WHAT TO DO = From the listing that follows, extract every line and set it down unaltered.

TASK INPUT =
******************************

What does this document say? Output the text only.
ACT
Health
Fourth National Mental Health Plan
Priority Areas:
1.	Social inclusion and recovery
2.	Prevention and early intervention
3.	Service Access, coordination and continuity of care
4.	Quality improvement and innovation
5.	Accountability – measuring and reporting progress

******************************

EXERCISE SOLUTION =
What does this document say? Output the text only.
ACT
Health
Fourth National Mental Health Plan
Priority Areas:
1.	Social inclusion and recovery
2.	Prevention and early intervention
3.	Service Access, coordination and continuity of care
4.	Quality improvement and innovation
5.	Accountability – measuring and reporting progress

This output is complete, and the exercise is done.